==== Dataset records ====

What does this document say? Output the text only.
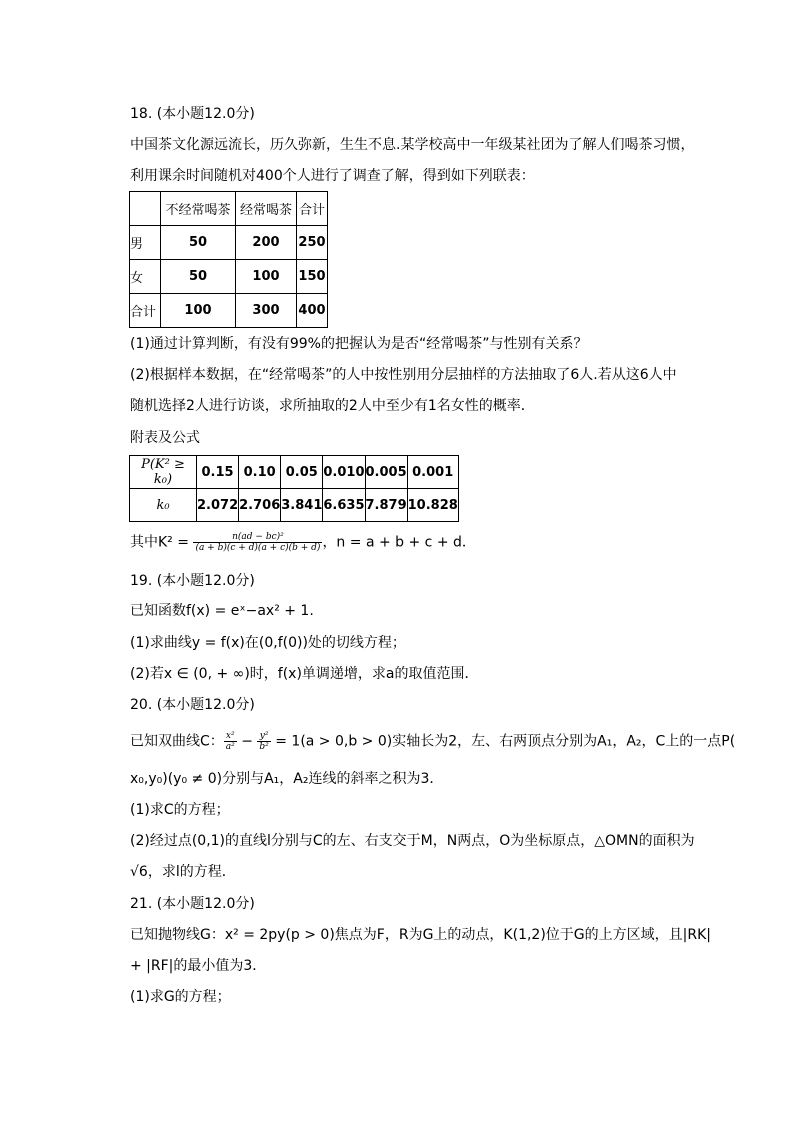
18. (本小题12.0分)
中国茶文化源远流长，历久弥新，生生不息.某学校高中一年级某社团为了解人们喝茶习惯，
利用课余时间随机对400个人进行了调查了解，得到如下列联表：
	不经常喝茶	经常喝茶	合计
男	50	200	250
女	50	100	150
合计	100	300	400
(1)通过计算判断，有没有99%的把握认为是否“经常喝茶”与性别有关系？
(2)根据样本数据，在“经常喝茶”的人中按性别用分层抽样的方法抽取了6人.若从这6人中
随机选择2人进行访谈，求所抽取的2人中至少有1名女性的概率．
附表及公式
P(K² ≥ k₀)	0.15	0.10	0.05	0.010	0.005	0.001
k₀	2.072	2.706	3.841	6.635	7.879	10.828
其中$K^2 = \frac{\text{n(ad − bc)²}}{(a + b)(c + d)(a + c)(b + d)}$ ，n = a + b + c + d．
19. (本小题12.0分)
已知函数f(x) = eˣ−ax² + 1.
(1)求曲线y = f(x)在(0,f(0))处的切线方程；
(2)若x ∈ (0, + ∞)时，f(x)单调递增，求a的取值范围．
20. (本小题12.0分)
已知双曲线C： $\frac{\text{x²}}{\text{a²}} - \frac{\text{y²}}{\text{b²}} = 1(a > 0,b > 0)$实轴长为2，左、右两顶点分别为A₁，A₂，C上的一点P(
x₀,y₀)(y₀ ≠ 0)分别与A₁，A₂连线的斜率之积为3．
(1)求C的方程；
(2)经过点(0,1)的直线l分别与C的左、右支交于M，N两点，O为坐标原点，△OMN的面积为
√6，求l的方程．
21. (本小题12.0分)
已知抛物线G：x² = 2py(p > 0)焦点为F，R为G上的动点，K(1,2)位于G的上方区域，且|RK|
+ |RF|的最小值为3．
(1)求G的方程；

====

## What the task requires
Retype each entry precisely. Skip images entirely.

## Full output
What does this document say? Output the text only.
18. (本小题12.0分)
中国茶文化源远流长，历久弥新，生生不息.某学校高中一年级某社团为了解人们喝茶习惯，
利用课余时间随机对400个人进行了调查了解，得到如下列联表：
	不经常喝茶	经常喝茶	合计
男	50	200	250
女	50	100	150
合计	100	300	400
(1)通过计算判断，有没有99%的把握认为是否“经常喝茶”与性别有关系？
(2)根据样本数据，在“经常喝茶”的人中按性别用分层抽样的方法抽取了6人.若从这6人中
随机选择2人进行访谈，求所抽取的2人中至少有1名女性的概率．
附表及公式
P(K² ≥ k₀)	0.15	0.10	0.05	0.010	0.005	0.001
k₀	2.072	2.706	3.841	6.635	7.879	10.828
其中$K^2 = \frac{\text{n(ad − bc)²}}{(a + b)(c + d)(a + c)(b + d)}$ ，n = a + b + c + d．
19. (本小题12.0分)
已知函数f(x) = eˣ−ax² + 1.
(1)求曲线y = f(x)在(0,f(0))处的切线方程；
(2)若x ∈ (0, + ∞)时，f(x)单调递增，求a的取值范围．
20. (本小题12.0分)
已知双曲线C： $\frac{\text{x²}}{\text{a²}} - \frac{\text{y²}}{\text{b²}} = 1(a > 0,b > 0)$实轴长为2，左、右两顶点分别为A₁，A₂，C上的一点P(
x₀,y₀)(y₀ ≠ 0)分别与A₁，A₂连线的斜率之积为3．
(1)求C的方程；
(2)经过点(0,1)的直线l分别与C的左、右支交于M，N两点，O为坐标原点，△OMN的面积为
√6，求l的方程．
21. (本小题12.0分)
已知抛物线G：x² = 2py(p > 0)焦点为F，R为G上的动点，K(1,2)位于G的上方区域，且|RK|
+ |RF|的最小值为3．
(1)求G的方程；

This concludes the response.